Directive:
Write out the entries verbatim and leave the images out of the copy.
================
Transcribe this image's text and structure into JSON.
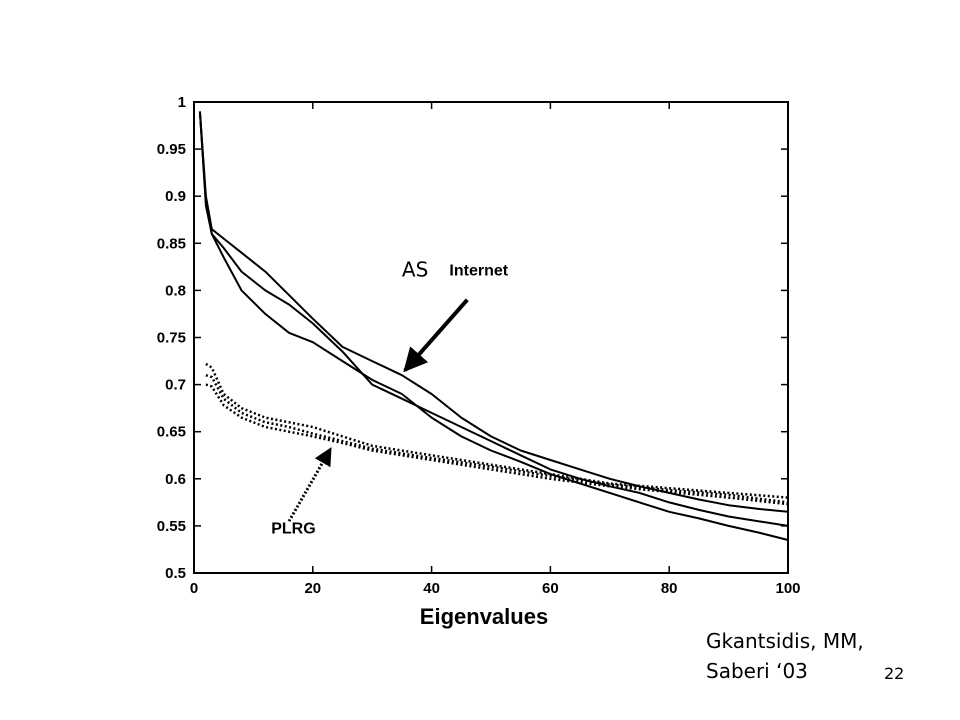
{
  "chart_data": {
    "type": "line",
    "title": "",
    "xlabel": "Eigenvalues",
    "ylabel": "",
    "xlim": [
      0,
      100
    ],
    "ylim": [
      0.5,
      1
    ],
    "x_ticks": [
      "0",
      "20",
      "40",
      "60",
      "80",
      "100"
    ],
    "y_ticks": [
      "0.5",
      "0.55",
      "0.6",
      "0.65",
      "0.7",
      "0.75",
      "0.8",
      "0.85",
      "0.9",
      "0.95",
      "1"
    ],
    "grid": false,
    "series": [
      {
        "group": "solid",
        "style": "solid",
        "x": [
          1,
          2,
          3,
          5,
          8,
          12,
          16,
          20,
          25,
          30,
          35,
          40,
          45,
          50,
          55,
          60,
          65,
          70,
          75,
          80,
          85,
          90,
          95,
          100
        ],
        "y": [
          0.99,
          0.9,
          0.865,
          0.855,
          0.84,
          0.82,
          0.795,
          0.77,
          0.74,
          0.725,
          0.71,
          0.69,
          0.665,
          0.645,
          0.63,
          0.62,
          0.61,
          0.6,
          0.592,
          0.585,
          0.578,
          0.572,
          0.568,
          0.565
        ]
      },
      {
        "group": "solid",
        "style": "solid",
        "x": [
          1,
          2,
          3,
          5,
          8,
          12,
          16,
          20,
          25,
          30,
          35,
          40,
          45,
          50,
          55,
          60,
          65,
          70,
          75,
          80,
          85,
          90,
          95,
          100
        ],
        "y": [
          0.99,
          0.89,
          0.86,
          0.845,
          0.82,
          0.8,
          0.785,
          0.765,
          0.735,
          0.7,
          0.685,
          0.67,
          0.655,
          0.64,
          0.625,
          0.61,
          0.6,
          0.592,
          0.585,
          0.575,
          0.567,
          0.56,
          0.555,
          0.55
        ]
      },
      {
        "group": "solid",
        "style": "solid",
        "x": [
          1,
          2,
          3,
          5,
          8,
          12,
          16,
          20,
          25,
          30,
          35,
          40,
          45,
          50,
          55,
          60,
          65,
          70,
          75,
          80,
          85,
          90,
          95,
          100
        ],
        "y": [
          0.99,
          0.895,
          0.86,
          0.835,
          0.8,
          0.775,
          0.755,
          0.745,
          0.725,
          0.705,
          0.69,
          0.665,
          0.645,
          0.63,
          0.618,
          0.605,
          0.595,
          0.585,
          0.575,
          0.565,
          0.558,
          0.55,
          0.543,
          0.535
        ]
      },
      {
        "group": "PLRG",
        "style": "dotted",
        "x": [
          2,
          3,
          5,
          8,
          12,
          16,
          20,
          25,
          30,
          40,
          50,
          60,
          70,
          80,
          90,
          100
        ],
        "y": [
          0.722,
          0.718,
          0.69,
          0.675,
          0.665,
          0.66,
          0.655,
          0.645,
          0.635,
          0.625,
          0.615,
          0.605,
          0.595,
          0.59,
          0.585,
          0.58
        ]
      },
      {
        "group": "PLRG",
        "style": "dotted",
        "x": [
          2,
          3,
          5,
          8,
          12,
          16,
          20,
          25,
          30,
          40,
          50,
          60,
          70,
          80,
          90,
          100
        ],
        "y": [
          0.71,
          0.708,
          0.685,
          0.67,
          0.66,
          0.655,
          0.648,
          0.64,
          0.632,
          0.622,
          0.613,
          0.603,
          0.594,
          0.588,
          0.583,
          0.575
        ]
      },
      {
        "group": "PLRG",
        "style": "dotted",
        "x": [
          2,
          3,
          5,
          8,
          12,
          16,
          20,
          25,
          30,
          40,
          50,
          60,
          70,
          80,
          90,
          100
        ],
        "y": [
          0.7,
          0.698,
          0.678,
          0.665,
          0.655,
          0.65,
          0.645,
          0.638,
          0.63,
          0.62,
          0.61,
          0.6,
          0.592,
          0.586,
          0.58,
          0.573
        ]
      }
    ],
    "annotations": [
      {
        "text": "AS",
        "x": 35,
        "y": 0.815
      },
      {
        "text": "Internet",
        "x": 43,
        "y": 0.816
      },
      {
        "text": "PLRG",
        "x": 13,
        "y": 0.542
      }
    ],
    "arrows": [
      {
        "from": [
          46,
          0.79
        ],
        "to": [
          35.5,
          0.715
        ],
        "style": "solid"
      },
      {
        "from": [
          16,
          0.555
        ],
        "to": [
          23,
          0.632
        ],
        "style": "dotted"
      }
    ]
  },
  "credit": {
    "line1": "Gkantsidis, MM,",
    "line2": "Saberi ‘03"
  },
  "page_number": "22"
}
================
Solved exercise:
Transcribe this image's text and structure into JSON.
{
  "chart_data": {
    "type": "line",
    "title": "",
    "xlabel": "Eigenvalues",
    "ylabel": "",
    "xlim": [
      0,
      100
    ],
    "ylim": [
      0.5,
      1
    ],
    "x_ticks": [
      "0",
      "20",
      "40",
      "60",
      "80",
      "100"
    ],
    "y_ticks": [
      "0.5",
      "0.55",
      "0.6",
      "0.65",
      "0.7",
      "0.75",
      "0.8",
      "0.85",
      "0.9",
      "0.95",
      "1"
    ],
    "grid": false,
    "series": [
      {
        "group": "solid",
        "style": "solid",
        "x": [
          1,
          2,
          3,
          5,
          8,
          12,
          16,
          20,
          25,
          30,
          35,
          40,
          45,
          50,
          55,
          60,
          65,
          70,
          75,
          80,
          85,
          90,
          95,
          100
        ],
        "y": [
          0.99,
          0.9,
          0.865,
          0.855,
          0.84,
          0.82,
          0.795,
          0.77,
          0.74,
          0.725,
          0.71,
          0.69,
          0.665,
          0.645,
          0.63,
          0.62,
          0.61,
          0.6,
          0.592,
          0.585,
          0.578,
          0.572,
          0.568,
          0.565
        ]
      },
      {
        "group": "solid",
        "style": "solid",
        "x": [
          1,
          2,
          3,
          5,
          8,
          12,
          16,
          20,
          25,
          30,
          35,
          40,
          45,
          50,
          55,
          60,
          65,
          70,
          75,
          80,
          85,
          90,
          95,
          100
        ],
        "y": [
          0.99,
          0.89,
          0.86,
          0.845,
          0.82,
          0.8,
          0.785,
          0.765,
          0.735,
          0.7,
          0.685,
          0.67,
          0.655,
          0.64,
          0.625,
          0.61,
          0.6,
          0.592,
          0.585,
          0.575,
          0.567,
          0.56,
          0.555,
          0.55
        ]
      },
      {
        "group": "solid",
        "style": "solid",
        "x": [
          1,
          2,
          3,
          5,
          8,
          12,
          16,
          20,
          25,
          30,
          35,
          40,
          45,
          50,
          55,
          60,
          65,
          70,
          75,
          80,
          85,
          90,
          95,
          100
        ],
        "y": [
          0.99,
          0.895,
          0.86,
          0.835,
          0.8,
          0.775,
          0.755,
          0.745,
          0.725,
          0.705,
          0.69,
          0.665,
          0.645,
          0.63,
          0.618,
          0.605,
          0.595,
          0.585,
          0.575,
          0.565,
          0.558,
          0.55,
          0.543,
          0.535
        ]
      },
      {
        "group": "PLRG",
        "style": "dotted",
        "x": [
          2,
          3,
          5,
          8,
          12,
          16,
          20,
          25,
          30,
          40,
          50,
          60,
          70,
          80,
          90,
          100
        ],
        "y": [
          0.722,
          0.718,
          0.69,
          0.675,
          0.665,
          0.66,
          0.655,
          0.645,
          0.635,
          0.625,
          0.615,
          0.605,
          0.595,
          0.59,
          0.585,
          0.58
        ]
      },
      {
        "group": "PLRG",
        "style": "dotted",
        "x": [
          2,
          3,
          5,
          8,
          12,
          16,
          20,
          25,
          30,
          40,
          50,
          60,
          70,
          80,
          90,
          100
        ],
        "y": [
          0.71,
          0.708,
          0.685,
          0.67,
          0.66,
          0.655,
          0.648,
          0.64,
          0.632,
          0.622,
          0.613,
          0.603,
          0.594,
          0.588,
          0.583,
          0.575
        ]
      },
      {
        "group": "PLRG",
        "style": "dotted",
        "x": [
          2,
          3,
          5,
          8,
          12,
          16,
          20,
          25,
          30,
          40,
          50,
          60,
          70,
          80,
          90,
          100
        ],
        "y": [
          0.7,
          0.698,
          0.678,
          0.665,
          0.655,
          0.65,
          0.645,
          0.638,
          0.63,
          0.62,
          0.61,
          0.6,
          0.592,
          0.586,
          0.58,
          0.573
        ]
      }
    ],
    "annotations": [
      {
        "text": "AS",
        "x": 35,
        "y": 0.815
      },
      {
        "text": "Internet",
        "x": 43,
        "y": 0.816
      },
      {
        "text": "PLRG",
        "x": 13,
        "y": 0.542
      }
    ],
    "arrows": [
      {
        "from": [
          46,
          0.79
        ],
        "to": [
          35.5,
          0.715
        ],
        "style": "solid"
      },
      {
        "from": [
          16,
          0.555
        ],
        "to": [
          23,
          0.632
        ],
        "style": "dotted"
      }
    ]
  },
  "credit": {
    "line1": "Gkantsidis, MM,",
    "line2": "Saberi ‘03"
  },
  "page_number": "22"
}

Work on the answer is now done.